++++ STORED ROWS

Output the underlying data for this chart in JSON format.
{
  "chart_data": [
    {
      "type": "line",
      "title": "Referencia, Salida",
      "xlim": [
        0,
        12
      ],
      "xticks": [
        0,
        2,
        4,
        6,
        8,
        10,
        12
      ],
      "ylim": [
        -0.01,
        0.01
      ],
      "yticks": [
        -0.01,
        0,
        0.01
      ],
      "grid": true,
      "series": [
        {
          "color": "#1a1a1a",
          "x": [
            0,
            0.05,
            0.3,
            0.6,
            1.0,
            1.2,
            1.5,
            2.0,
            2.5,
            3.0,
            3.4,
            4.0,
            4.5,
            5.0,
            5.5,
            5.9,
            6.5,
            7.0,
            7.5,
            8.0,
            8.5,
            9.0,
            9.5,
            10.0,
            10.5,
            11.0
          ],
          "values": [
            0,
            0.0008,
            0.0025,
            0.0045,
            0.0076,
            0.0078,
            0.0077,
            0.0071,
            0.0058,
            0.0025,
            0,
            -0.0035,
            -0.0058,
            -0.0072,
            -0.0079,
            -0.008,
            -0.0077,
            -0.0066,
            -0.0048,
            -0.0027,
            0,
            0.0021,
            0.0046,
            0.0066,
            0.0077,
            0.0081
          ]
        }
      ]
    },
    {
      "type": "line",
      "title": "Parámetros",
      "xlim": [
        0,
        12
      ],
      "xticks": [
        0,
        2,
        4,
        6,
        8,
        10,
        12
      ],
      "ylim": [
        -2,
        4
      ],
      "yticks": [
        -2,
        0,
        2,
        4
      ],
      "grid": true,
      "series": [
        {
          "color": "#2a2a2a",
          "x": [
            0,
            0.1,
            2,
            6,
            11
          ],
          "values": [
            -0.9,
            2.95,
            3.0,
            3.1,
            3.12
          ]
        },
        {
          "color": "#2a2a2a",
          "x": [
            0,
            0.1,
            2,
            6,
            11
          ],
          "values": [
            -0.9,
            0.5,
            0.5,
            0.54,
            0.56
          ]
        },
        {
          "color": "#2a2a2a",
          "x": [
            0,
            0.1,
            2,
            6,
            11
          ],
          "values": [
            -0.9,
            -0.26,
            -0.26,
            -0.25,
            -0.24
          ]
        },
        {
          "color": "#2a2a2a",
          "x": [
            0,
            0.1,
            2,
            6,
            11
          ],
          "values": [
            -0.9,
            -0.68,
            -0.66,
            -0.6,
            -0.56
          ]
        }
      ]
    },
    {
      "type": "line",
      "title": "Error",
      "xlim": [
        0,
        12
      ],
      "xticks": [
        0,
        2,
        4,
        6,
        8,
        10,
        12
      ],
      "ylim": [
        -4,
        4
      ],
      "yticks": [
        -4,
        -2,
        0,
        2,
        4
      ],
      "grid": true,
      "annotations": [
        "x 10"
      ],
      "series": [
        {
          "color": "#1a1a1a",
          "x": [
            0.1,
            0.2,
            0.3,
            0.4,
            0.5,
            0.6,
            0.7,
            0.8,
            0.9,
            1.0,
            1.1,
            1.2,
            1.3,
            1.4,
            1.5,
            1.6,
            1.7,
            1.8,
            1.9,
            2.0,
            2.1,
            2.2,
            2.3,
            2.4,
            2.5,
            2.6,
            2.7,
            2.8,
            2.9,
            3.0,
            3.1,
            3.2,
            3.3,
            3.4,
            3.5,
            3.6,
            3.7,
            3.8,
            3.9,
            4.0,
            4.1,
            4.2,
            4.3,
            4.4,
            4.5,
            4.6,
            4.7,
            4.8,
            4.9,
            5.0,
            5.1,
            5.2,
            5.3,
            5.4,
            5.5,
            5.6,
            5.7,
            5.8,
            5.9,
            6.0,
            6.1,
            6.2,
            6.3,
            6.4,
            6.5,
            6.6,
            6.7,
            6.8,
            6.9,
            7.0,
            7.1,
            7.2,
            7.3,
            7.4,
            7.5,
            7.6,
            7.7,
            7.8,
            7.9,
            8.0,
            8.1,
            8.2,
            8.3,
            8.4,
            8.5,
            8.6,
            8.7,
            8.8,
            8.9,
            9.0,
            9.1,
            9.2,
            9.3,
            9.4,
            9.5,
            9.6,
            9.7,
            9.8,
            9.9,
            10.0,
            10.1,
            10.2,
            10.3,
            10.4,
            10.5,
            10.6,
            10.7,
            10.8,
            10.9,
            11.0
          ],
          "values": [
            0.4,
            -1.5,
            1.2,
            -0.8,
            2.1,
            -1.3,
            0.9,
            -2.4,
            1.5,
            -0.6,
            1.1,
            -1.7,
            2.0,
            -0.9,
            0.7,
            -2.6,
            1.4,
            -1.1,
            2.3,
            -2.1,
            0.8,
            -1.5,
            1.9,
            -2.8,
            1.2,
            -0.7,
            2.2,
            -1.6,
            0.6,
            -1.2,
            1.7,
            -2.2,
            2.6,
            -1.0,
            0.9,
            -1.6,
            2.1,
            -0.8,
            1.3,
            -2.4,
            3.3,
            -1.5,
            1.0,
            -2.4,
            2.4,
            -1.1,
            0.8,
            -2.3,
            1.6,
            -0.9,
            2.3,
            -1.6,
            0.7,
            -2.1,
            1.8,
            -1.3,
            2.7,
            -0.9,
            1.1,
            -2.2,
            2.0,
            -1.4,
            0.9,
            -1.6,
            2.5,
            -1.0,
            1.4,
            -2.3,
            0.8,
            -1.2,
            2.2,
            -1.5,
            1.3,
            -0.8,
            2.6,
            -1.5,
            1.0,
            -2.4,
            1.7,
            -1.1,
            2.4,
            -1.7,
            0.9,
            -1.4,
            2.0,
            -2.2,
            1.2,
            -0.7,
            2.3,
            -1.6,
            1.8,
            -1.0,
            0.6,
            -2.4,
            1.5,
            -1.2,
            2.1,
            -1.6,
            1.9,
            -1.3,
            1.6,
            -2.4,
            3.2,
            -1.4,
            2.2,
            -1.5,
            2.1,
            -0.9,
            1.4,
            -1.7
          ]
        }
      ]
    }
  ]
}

++++++++

### WHAT IS NEEDED
Give the records above again, word for word.

### SOLVED PROBLEM
Output the underlying data for this chart in JSON format.
{
  "chart_data": [
    {
      "type": "line",
      "title": "Referencia, Salida",
      "xlim": [
        0,
        12
      ],
      "xticks": [
        0,
        2,
        4,
        6,
        8,
        10,
        12
      ],
      "ylim": [
        -0.01,
        0.01
      ],
      "yticks": [
        -0.01,
        0,
        0.01
      ],
      "grid": true,
      "series": [
        {
          "color": "#1a1a1a",
          "x": [
            0,
            0.05,
            0.3,
            0.6,
            1.0,
            1.2,
            1.5,
            2.0,
            2.5,
            3.0,
            3.4,
            4.0,
            4.5,
            5.0,
            5.5,
            5.9,
            6.5,
            7.0,
            7.5,
            8.0,
            8.5,
            9.0,
            9.5,
            10.0,
            10.5,
            11.0
          ],
          "values": [
            0,
            0.0008,
            0.0025,
            0.0045,
            0.0076,
            0.0078,
            0.0077,
            0.0071,
            0.0058,
            0.0025,
            0,
            -0.0035,
            -0.0058,
            -0.0072,
            -0.0079,
            -0.008,
            -0.0077,
            -0.0066,
            -0.0048,
            -0.0027,
            0,
            0.0021,
            0.0046,
            0.0066,
            0.0077,
            0.0081
          ]
        }
      ]
    },
    {
      "type": "line",
      "title": "Parámetros",
      "xlim": [
        0,
        12
      ],
      "xticks": [
        0,
        2,
        4,
        6,
        8,
        10,
        12
      ],
      "ylim": [
        -2,
        4
      ],
      "yticks": [
        -2,
        0,
        2,
        4
      ],
      "grid": true,
      "series": [
        {
          "color": "#2a2a2a",
          "x": [
            0,
            0.1,
            2,
            6,
            11
          ],
          "values": [
            -0.9,
            2.95,
            3.0,
            3.1,
            3.12
          ]
        },
        {
          "color": "#2a2a2a",
          "x": [
            0,
            0.1,
            2,
            6,
            11
          ],
          "values": [
            -0.9,
            0.5,
            0.5,
            0.54,
            0.56
          ]
        },
        {
          "color": "#2a2a2a",
          "x": [
            0,
            0.1,
            2,
            6,
            11
          ],
          "values": [
            -0.9,
            -0.26,
            -0.26,
            -0.25,
            -0.24
          ]
        },
        {
          "color": "#2a2a2a",
          "x": [
            0,
            0.1,
            2,
            6,
            11
          ],
          "values": [
            -0.9,
            -0.68,
            -0.66,
            -0.6,
            -0.56
          ]
        }
      ]
    },
    {
      "type": "line",
      "title": "Error",
      "xlim": [
        0,
        12
      ],
      "xticks": [
        0,
        2,
        4,
        6,
        8,
        10,
        12
      ],
      "ylim": [
        -4,
        4
      ],
      "yticks": [
        -4,
        -2,
        0,
        2,
        4
      ],
      "grid": true,
      "annotations": [
        "x 10"
      ],
      "series": [
        {
          "color": "#1a1a1a",
          "x": [
            0.1,
            0.2,
            0.3,
            0.4,
            0.5,
            0.6,
            0.7,
            0.8,
            0.9,
            1.0,
            1.1,
            1.2,
            1.3,
            1.4,
            1.5,
            1.6,
            1.7,
            1.8,
            1.9,
            2.0,
            2.1,
            2.2,
            2.3,
            2.4,
            2.5,
            2.6,
            2.7,
            2.8,
            2.9,
            3.0,
            3.1,
            3.2,
            3.3,
            3.4,
            3.5,
            3.6,
            3.7,
            3.8,
            3.9,
            4.0,
            4.1,
            4.2,
            4.3,
            4.4,
            4.5,
            4.6,
            4.7,
            4.8,
            4.9,
            5.0,
            5.1,
            5.2,
            5.3,
            5.4,
            5.5,
            5.6,
            5.7,
            5.8,
            5.9,
            6.0,
            6.1,
            6.2,
            6.3,
            6.4,
            6.5,
            6.6,
            6.7,
            6.8,
            6.9,
            7.0,
            7.1,
            7.2,
            7.3,
            7.4,
            7.5,
            7.6,
            7.7,
            7.8,
            7.9,
            8.0,
            8.1,
            8.2,
            8.3,
            8.4,
            8.5,
            8.6,
            8.7,
            8.8,
            8.9,
            9.0,
            9.1,
            9.2,
            9.3,
            9.4,
            9.5,
            9.6,
            9.7,
            9.8,
            9.9,
            10.0,
            10.1,
            10.2,
            10.3,
            10.4,
            10.5,
            10.6,
            10.7,
            10.8,
            10.9,
            11.0
          ],
          "values": [
            0.4,
            -1.5,
            1.2,
            -0.8,
            2.1,
            -1.3,
            0.9,
            -2.4,
            1.5,
            -0.6,
            1.1,
            -1.7,
            2.0,
            -0.9,
            0.7,
            -2.6,
            1.4,
            -1.1,
            2.3,
            -2.1,
            0.8,
            -1.5,
            1.9,
            -2.8,
            1.2,
            -0.7,
            2.2,
            -1.6,
            0.6,
            -1.2,
            1.7,
            -2.2,
            2.6,
            -1.0,
            0.9,
            -1.6,
            2.1,
            -0.8,
            1.3,
            -2.4,
            3.3,
            -1.5,
            1.0,
            -2.4,
            2.4,
            -1.1,
            0.8,
            -2.3,
            1.6,
            -0.9,
            2.3,
            -1.6,
            0.7,
            -2.1,
            1.8,
            -1.3,
            2.7,
            -0.9,
            1.1,
            -2.2,
            2.0,
            -1.4,
            0.9,
            -1.6,
            2.5,
            -1.0,
            1.4,
            -2.3,
            0.8,
            -1.2,
            2.2,
            -1.5,
            1.3,
            -0.8,
            2.6,
            -1.5,
            1.0,
            -2.4,
            1.7,
            -1.1,
            2.4,
            -1.7,
            0.9,
            -1.4,
            2.0,
            -2.2,
            1.2,
            -0.7,
            2.3,
            -1.6,
            1.8,
            -1.0,
            0.6,
            -2.4,
            1.5,
            -1.2,
            2.1,
            -1.6,
            1.9,
            -1.3,
            1.6,
            -2.4,
            3.2,
            -1.4,
            2.2,
            -1.5,
            2.1,
            -0.9,
            1.4,
            -1.7
          ]
        }
      ]
    }
  ]
}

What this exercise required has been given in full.